▶ REQUIREMENTS: Pull every line holding the string "image" from the records below.

▶ RECORD SET:
:::::

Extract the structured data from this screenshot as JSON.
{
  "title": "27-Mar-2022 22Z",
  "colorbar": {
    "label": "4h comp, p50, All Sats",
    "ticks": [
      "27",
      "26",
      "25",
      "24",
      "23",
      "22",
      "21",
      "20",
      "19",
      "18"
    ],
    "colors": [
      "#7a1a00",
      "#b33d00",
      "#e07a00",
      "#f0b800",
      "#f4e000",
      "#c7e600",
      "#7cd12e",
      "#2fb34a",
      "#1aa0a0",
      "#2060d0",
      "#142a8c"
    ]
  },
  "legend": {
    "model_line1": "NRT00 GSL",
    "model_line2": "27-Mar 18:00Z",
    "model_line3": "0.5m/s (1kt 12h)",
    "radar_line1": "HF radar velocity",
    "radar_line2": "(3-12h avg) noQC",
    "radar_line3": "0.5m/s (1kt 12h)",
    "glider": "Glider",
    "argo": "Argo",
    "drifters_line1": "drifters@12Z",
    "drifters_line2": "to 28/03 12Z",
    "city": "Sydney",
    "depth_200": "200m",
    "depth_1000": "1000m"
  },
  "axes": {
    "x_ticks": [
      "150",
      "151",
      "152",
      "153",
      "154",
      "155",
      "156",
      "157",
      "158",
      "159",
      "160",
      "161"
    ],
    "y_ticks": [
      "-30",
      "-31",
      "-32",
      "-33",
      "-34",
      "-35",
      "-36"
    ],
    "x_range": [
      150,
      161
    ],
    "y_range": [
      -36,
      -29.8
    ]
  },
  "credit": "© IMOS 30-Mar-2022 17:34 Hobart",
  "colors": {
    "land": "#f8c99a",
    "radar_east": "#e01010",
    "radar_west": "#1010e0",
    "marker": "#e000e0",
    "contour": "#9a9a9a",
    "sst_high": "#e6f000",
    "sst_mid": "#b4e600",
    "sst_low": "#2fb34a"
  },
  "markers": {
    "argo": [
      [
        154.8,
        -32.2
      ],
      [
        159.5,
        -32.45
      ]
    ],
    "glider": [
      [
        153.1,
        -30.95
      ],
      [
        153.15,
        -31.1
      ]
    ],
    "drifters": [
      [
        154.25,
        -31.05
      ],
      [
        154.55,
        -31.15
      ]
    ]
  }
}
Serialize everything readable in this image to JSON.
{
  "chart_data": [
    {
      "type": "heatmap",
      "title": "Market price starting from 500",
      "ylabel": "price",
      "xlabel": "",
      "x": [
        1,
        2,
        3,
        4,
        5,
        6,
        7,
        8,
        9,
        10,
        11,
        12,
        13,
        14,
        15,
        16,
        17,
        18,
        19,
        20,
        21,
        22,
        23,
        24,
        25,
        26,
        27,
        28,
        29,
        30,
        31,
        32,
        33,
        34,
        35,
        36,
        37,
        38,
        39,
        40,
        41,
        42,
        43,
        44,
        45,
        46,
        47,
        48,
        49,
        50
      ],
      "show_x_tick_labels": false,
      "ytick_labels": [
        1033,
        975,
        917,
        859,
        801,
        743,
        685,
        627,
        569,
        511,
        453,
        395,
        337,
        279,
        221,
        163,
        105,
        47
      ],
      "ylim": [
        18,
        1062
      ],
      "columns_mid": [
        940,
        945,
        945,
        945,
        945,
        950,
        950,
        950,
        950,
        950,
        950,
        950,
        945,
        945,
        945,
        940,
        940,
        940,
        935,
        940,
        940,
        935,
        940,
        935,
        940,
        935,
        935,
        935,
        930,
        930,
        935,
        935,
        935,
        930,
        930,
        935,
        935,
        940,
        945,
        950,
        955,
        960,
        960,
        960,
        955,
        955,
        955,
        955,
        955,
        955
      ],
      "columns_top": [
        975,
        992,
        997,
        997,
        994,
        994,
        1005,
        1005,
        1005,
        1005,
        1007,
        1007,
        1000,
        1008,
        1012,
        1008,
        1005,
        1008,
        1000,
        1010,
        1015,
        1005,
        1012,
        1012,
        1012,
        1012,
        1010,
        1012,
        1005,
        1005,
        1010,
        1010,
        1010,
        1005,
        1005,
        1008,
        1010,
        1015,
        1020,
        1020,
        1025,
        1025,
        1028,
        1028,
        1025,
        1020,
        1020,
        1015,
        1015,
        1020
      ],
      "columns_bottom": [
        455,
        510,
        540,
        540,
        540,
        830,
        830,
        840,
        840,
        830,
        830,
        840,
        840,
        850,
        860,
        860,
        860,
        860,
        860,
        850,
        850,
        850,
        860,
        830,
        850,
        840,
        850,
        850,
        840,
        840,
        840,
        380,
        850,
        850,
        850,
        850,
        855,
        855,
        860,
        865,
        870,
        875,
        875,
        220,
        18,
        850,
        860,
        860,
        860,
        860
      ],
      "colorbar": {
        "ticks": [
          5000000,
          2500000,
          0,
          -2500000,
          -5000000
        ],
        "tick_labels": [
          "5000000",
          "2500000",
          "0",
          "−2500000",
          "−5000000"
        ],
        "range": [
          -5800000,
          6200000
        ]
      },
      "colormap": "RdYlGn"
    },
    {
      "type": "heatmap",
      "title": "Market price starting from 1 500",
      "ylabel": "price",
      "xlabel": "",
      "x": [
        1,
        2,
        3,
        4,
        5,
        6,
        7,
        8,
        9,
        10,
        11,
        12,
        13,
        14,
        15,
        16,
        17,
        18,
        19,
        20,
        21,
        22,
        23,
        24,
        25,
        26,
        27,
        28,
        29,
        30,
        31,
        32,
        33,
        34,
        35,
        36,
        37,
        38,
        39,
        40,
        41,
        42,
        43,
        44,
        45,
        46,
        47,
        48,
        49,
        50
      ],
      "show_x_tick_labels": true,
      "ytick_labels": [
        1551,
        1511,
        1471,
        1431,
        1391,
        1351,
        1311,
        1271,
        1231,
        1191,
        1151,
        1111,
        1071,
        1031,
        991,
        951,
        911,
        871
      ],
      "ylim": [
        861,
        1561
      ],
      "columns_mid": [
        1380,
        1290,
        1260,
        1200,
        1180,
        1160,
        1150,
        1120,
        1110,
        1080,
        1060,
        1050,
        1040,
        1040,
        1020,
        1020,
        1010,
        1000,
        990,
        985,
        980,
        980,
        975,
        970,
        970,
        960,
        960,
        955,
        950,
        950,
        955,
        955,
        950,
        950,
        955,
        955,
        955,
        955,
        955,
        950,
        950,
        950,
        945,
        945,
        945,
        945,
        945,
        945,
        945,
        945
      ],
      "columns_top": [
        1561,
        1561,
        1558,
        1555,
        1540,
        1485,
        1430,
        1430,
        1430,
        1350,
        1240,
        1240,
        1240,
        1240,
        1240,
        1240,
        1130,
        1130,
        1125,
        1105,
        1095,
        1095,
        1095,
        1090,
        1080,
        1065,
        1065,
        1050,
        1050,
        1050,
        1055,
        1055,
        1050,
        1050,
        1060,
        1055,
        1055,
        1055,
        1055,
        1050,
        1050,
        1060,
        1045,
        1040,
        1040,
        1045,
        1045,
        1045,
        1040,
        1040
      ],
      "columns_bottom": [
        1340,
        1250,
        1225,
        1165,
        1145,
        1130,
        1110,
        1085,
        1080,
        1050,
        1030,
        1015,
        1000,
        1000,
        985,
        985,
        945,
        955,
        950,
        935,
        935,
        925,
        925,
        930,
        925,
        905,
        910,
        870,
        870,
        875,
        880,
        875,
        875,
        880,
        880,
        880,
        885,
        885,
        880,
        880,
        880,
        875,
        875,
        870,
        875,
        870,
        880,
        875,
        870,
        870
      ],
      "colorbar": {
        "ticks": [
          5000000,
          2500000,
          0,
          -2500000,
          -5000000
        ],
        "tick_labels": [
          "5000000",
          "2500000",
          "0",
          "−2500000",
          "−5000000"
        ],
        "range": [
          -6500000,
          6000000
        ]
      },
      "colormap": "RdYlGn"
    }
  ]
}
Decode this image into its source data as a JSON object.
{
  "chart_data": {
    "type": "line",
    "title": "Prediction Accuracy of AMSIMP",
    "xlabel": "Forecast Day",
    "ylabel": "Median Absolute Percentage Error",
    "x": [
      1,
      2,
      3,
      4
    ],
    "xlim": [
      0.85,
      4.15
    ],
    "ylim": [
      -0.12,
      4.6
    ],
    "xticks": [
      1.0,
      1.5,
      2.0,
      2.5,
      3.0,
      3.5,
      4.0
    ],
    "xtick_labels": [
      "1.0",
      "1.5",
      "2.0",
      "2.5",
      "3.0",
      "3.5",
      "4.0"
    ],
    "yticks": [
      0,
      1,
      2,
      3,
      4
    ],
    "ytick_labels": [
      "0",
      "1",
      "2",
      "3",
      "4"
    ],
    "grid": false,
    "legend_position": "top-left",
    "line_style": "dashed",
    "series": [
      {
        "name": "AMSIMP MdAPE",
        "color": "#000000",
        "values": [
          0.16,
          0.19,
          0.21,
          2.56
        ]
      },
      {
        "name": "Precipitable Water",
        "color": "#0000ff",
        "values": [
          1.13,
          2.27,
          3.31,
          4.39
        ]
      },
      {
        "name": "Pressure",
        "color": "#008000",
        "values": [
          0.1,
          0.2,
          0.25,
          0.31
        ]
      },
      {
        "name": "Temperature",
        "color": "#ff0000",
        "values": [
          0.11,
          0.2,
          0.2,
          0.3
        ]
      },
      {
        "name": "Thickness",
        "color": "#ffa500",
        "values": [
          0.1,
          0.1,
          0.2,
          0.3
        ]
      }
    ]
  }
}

:::::

▶ RESULT OF THIS EXERCISE:
Serialize everything readable in this image to JSON.
Decode this image into its source data as a JSON object.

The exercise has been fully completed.